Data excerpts
(begin)

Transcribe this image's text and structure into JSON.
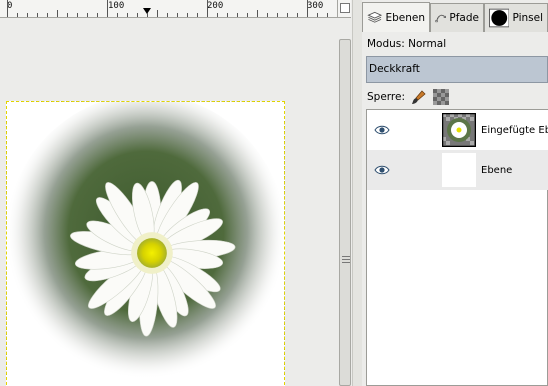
{
  "ruler": {
    "labels": [
      "0",
      "100",
      "200",
      "300"
    ]
  },
  "dock": {
    "tabs": [
      {
        "label": "Ebenen",
        "icon": "layers-icon",
        "active": true
      },
      {
        "label": "Pfade",
        "icon": "paths-icon",
        "active": false
      },
      {
        "label": "Pinsel",
        "icon": "brush-tip-icon",
        "active": false
      }
    ],
    "mode_label": "Modus: Normal",
    "opacity_label": "Deckkraft",
    "lock_label": "Sperre:",
    "lock_icons": [
      "paintbrush-lock-icon",
      "alpha-lock-icon"
    ]
  },
  "layers": [
    {
      "name": "Eingefügte Ebene",
      "visible": true,
      "thumb": "flower-thumbnail"
    },
    {
      "name": "Ebene",
      "visible": true,
      "thumb": "white-thumbnail"
    }
  ],
  "colors": {
    "selection_highlight": "#bcc6d2",
    "selection_marching_ants": "#e2d500"
  }
}
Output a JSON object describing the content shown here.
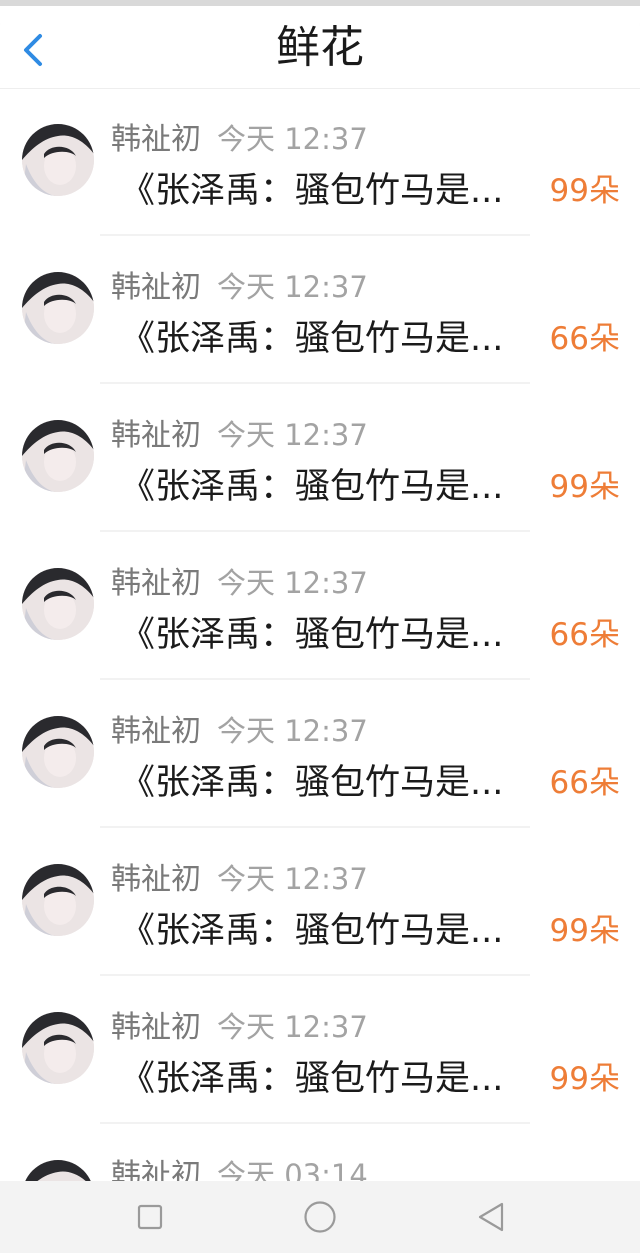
{
  "header": {
    "title": "鲜花",
    "back_icon": "chevron-left-icon"
  },
  "colors": {
    "accent": "#2f8be3",
    "count": "#ee7d37"
  },
  "items": [
    {
      "name": "韩祉初",
      "time": "今天 12:37",
      "message": "《张泽禹：骚包竹马是...",
      "count": "99朵"
    },
    {
      "name": "韩祉初",
      "time": "今天 12:37",
      "message": "《张泽禹：骚包竹马是...",
      "count": "66朵"
    },
    {
      "name": "韩祉初",
      "time": "今天 12:37",
      "message": "《张泽禹：骚包竹马是...",
      "count": "99朵"
    },
    {
      "name": "韩祉初",
      "time": "今天 12:37",
      "message": "《张泽禹：骚包竹马是...",
      "count": "66朵"
    },
    {
      "name": "韩祉初",
      "time": "今天 12:37",
      "message": "《张泽禹：骚包竹马是...",
      "count": "66朵"
    },
    {
      "name": "韩祉初",
      "time": "今天 12:37",
      "message": "《张泽禹：骚包竹马是...",
      "count": "99朵"
    },
    {
      "name": "韩祉初",
      "time": "今天 12:37",
      "message": "《张泽禹：骚包竹马是...",
      "count": "99朵"
    },
    {
      "name": "韩祉初",
      "time": "今天 03:14",
      "message": "",
      "count": ""
    }
  ],
  "navbar": {
    "icons": [
      "square-icon",
      "circle-icon",
      "triangle-back-icon"
    ]
  }
}
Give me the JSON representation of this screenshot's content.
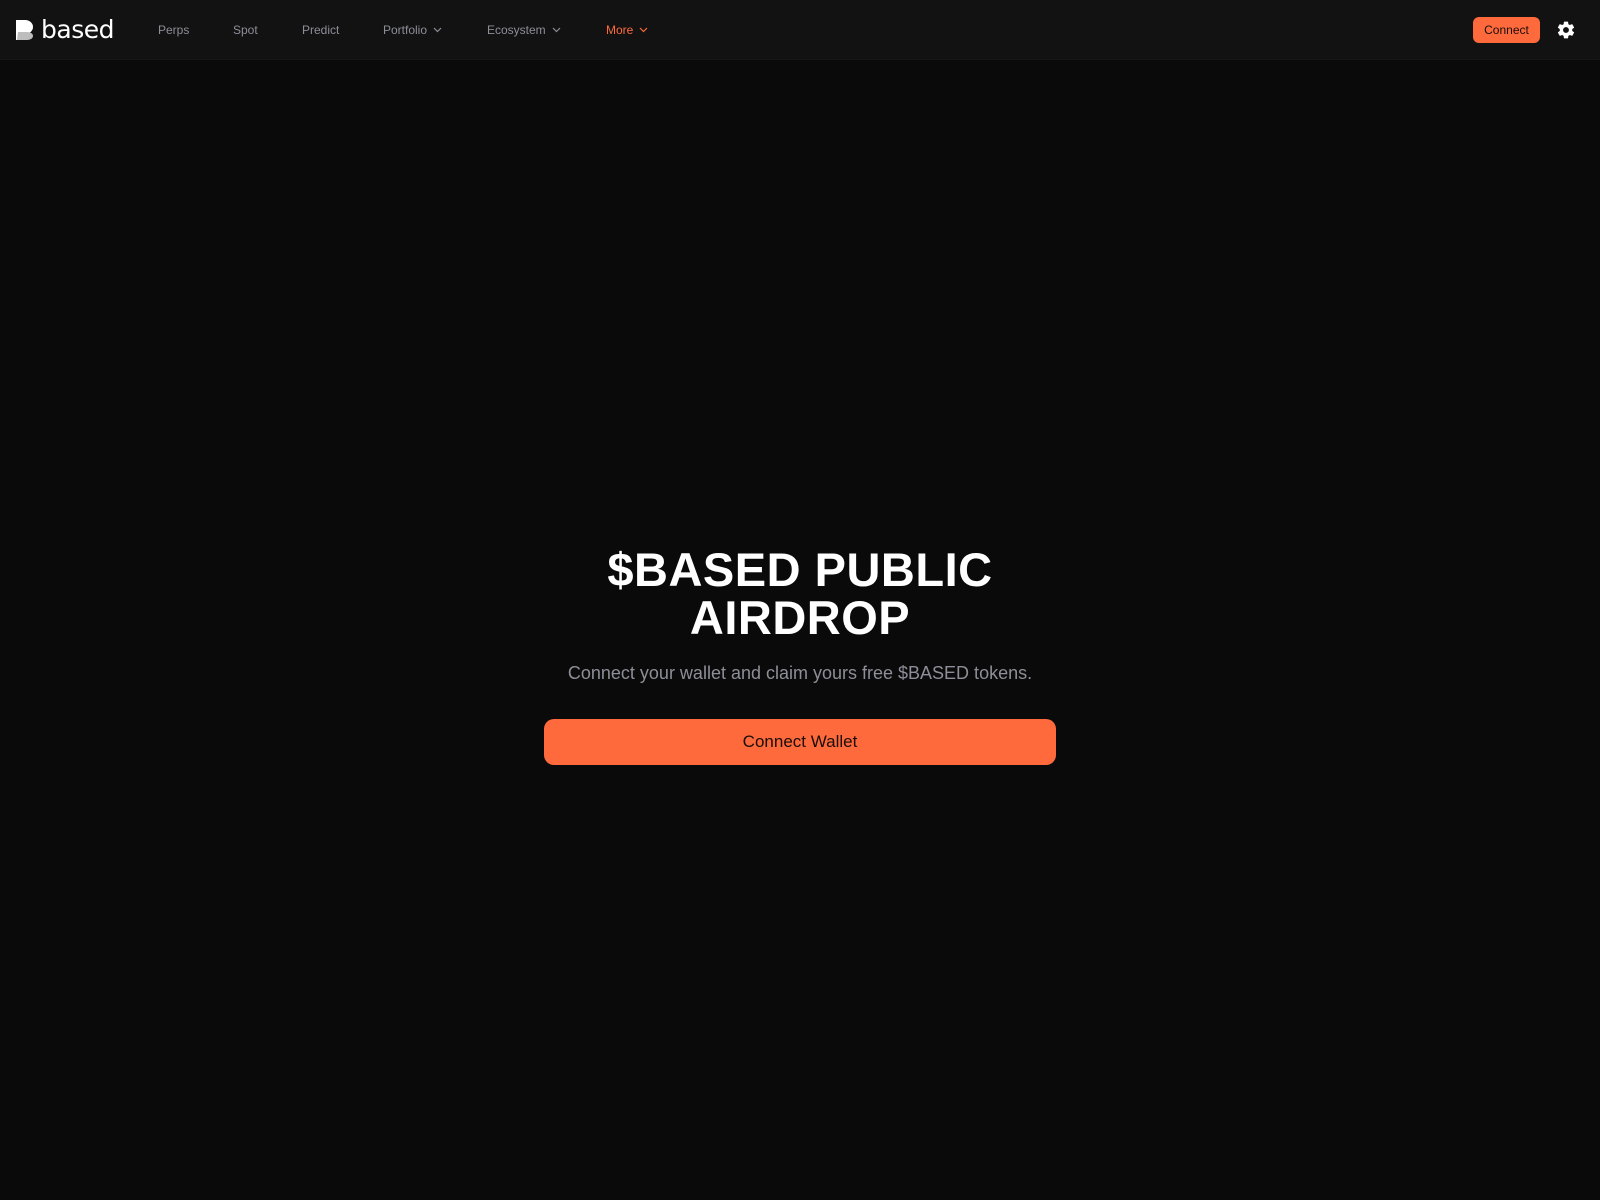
{
  "brand": {
    "name": "based",
    "accent_color": "#ff6a3d",
    "background_color": "#0a0a0a"
  },
  "nav": {
    "items": [
      {
        "label": "Perps"
      },
      {
        "label": "Spot"
      },
      {
        "label": "Predict"
      },
      {
        "label": "Portfolio",
        "icon": "chevron-down-icon"
      },
      {
        "label": "Ecosystem",
        "icon": "chevron-down-icon"
      },
      {
        "label": "More",
        "icon": "chevron-down-icon",
        "active": true
      }
    ]
  },
  "header": {
    "connect_label": "Connect",
    "settings_icon": "gear-icon"
  },
  "hero": {
    "title": "$BASED PUBLIC AIRDROP",
    "subtitle": "Connect your wallet and claim yours free $BASED tokens.",
    "cta_label": "Connect Wallet"
  }
}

(end)

Your task
Check all the records above and select each line where the string "this" is found.

Full response
Transcribe this image's text and structure into JSON.
Give me the JSON representation of this screenshot's content.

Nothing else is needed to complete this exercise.